# [PROBLEM TO SOLVE]
Copy nothing but the text: repeat each entry exactly and drop the images.

[Collected data entries]

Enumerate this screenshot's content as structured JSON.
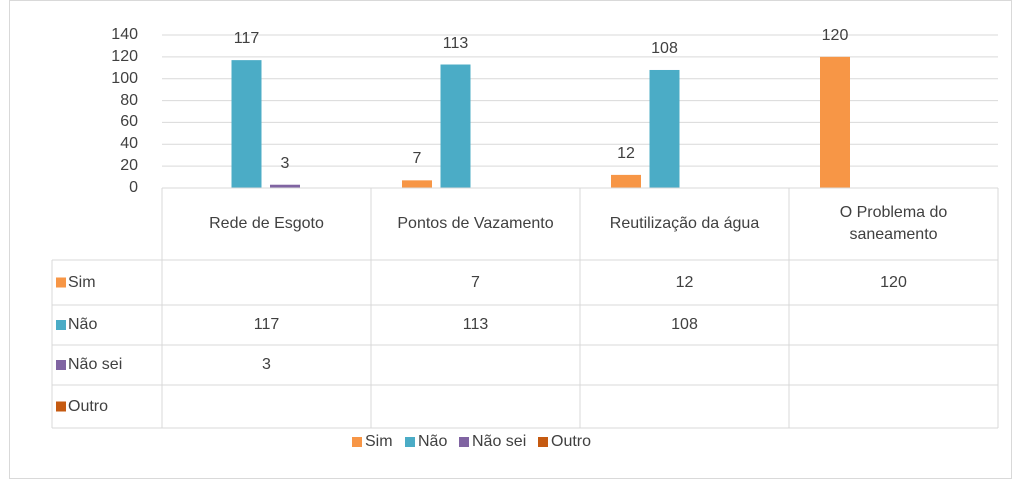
{
  "chart_data": {
    "type": "bar",
    "categories": [
      "Rede de Esgoto",
      "Pontos de Vazamento",
      "Reutilização da água",
      "O Problema do saneamento"
    ],
    "series": [
      {
        "name": "Sim",
        "color": "#f79646",
        "values": [
          null,
          7,
          12,
          120
        ]
      },
      {
        "name": "Não",
        "color": "#4bacc6",
        "values": [
          117,
          113,
          108,
          null
        ]
      },
      {
        "name": "Não sei",
        "color": "#8064a2",
        "values": [
          3,
          null,
          null,
          null
        ]
      },
      {
        "name": "Outro",
        "color": "#c55a11",
        "values": [
          null,
          null,
          null,
          null
        ]
      }
    ],
    "ylim": [
      0,
      140
    ],
    "yticks": [
      0,
      20,
      40,
      60,
      80,
      100,
      120,
      140
    ],
    "grid": true,
    "data_labels": true,
    "data_table": true,
    "legend": "bottom"
  }
}
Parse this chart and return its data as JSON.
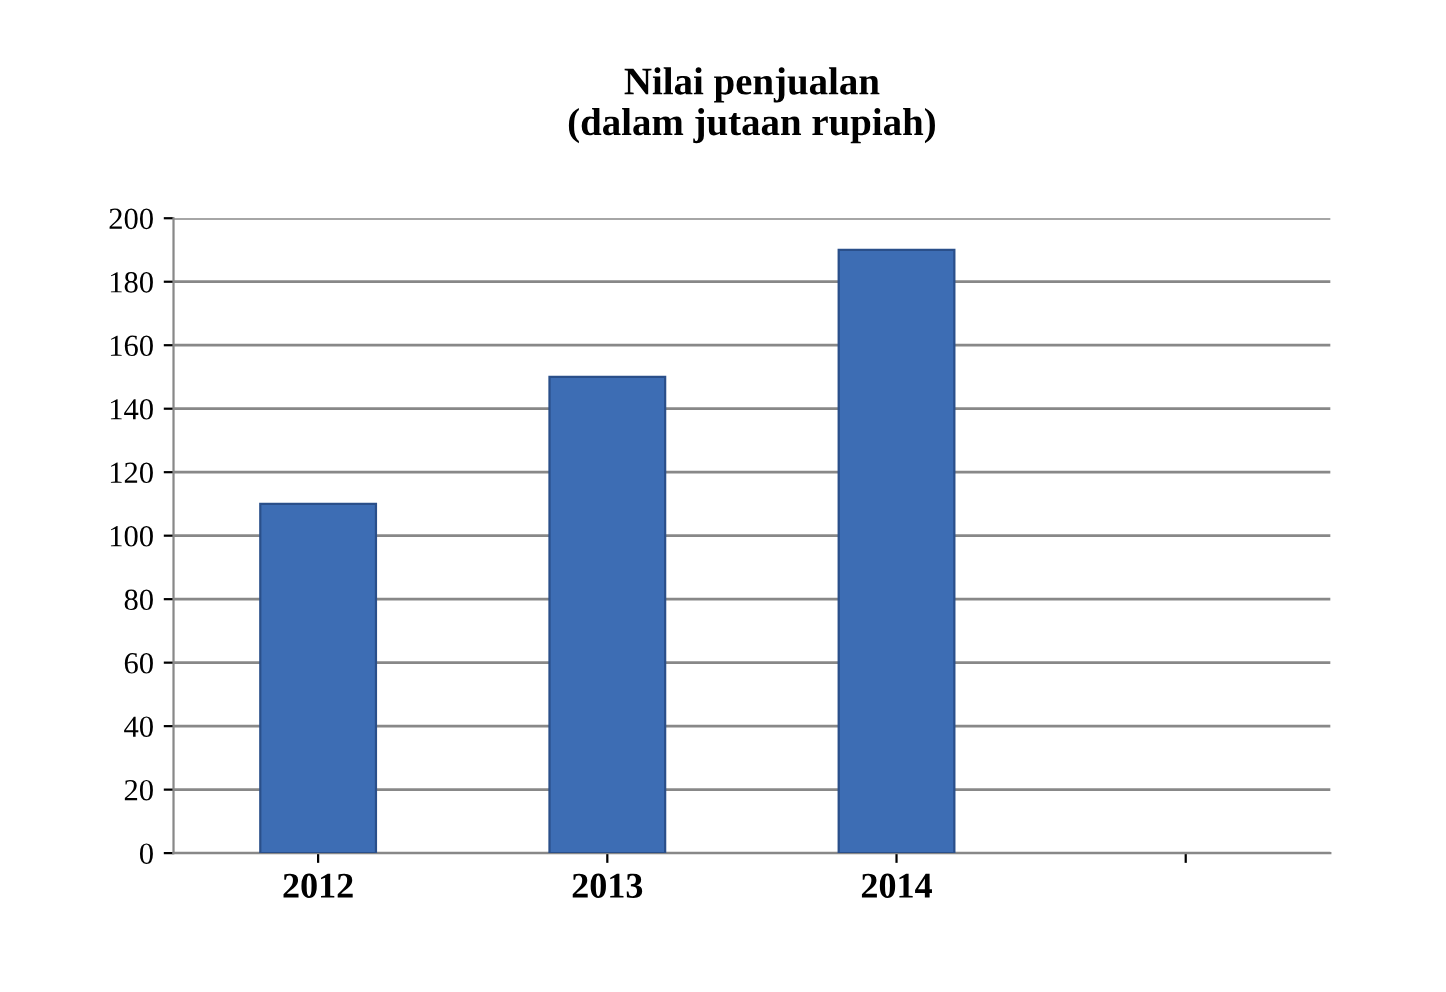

# [TASK RESPONSE]
Enumerate this screenshot's content as structured JSON.
{
  "chart_data": {
    "type": "bar",
    "categories": [
      "Rede de Esgoto",
      "Pontos de Vazamento",
      "Reutilização da água",
      "O Problema do saneamento"
    ],
    "series": [
      {
        "name": "Sim",
        "color": "#f79646",
        "values": [
          null,
          7,
          12,
          120
        ]
      },
      {
        "name": "Não",
        "color": "#4bacc6",
        "values": [
          117,
          113,
          108,
          null
        ]
      },
      {
        "name": "Não sei",
        "color": "#8064a2",
        "values": [
          3,
          null,
          null,
          null
        ]
      },
      {
        "name": "Outro",
        "color": "#c55a11",
        "values": [
          null,
          null,
          null,
          null
        ]
      }
    ],
    "ylim": [
      0,
      140
    ],
    "yticks": [
      0,
      20,
      40,
      60,
      80,
      100,
      120,
      140
    ],
    "grid": true,
    "data_labels": true,
    "data_table": true,
    "legend": "bottom"
  }
}
Parse this chart and return its data as JSON.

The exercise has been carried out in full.